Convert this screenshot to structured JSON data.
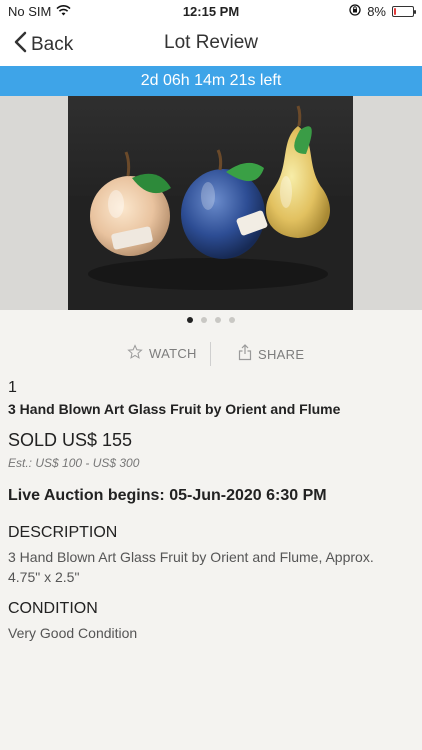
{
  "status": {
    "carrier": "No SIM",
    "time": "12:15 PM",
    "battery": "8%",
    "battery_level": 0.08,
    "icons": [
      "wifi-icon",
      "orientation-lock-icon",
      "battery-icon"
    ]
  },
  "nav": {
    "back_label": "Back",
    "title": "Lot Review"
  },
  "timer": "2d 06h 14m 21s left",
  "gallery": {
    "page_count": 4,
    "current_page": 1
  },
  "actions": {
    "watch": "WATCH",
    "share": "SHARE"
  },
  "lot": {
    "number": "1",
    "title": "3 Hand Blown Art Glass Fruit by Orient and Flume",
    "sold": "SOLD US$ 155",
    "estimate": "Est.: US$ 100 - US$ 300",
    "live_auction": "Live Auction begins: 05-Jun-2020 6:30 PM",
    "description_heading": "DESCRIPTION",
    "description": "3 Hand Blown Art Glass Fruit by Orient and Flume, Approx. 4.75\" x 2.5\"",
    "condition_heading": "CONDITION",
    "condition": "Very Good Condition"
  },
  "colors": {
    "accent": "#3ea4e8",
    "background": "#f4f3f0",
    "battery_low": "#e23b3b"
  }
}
--
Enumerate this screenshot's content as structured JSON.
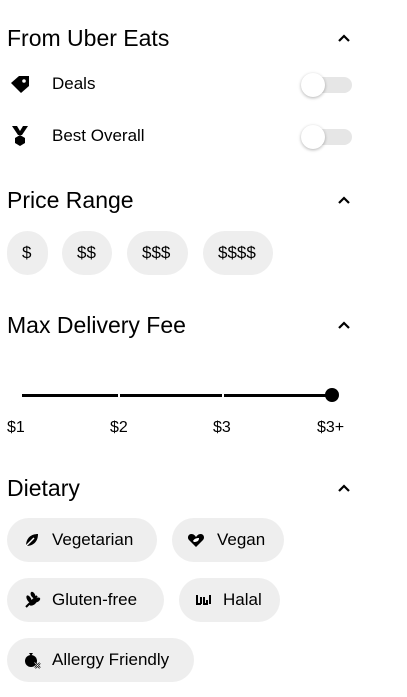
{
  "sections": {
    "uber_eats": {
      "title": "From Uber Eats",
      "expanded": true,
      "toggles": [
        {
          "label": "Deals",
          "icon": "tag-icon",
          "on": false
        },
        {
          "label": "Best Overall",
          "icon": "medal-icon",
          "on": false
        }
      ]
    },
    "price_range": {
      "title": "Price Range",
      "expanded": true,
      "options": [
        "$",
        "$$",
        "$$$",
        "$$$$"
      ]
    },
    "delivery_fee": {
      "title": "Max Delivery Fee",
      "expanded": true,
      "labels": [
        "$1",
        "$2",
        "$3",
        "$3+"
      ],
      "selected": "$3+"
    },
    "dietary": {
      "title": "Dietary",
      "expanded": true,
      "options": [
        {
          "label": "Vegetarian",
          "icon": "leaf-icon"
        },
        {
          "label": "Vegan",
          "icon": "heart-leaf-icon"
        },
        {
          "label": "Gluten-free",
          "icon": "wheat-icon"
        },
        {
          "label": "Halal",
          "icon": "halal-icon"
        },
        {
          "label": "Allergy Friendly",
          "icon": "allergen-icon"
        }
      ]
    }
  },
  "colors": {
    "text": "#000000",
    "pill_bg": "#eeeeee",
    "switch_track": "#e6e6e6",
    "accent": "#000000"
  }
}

The exercise — Looking at the records above, report how many lines contain the word "screenshot". Answer with the number only.

The response — 2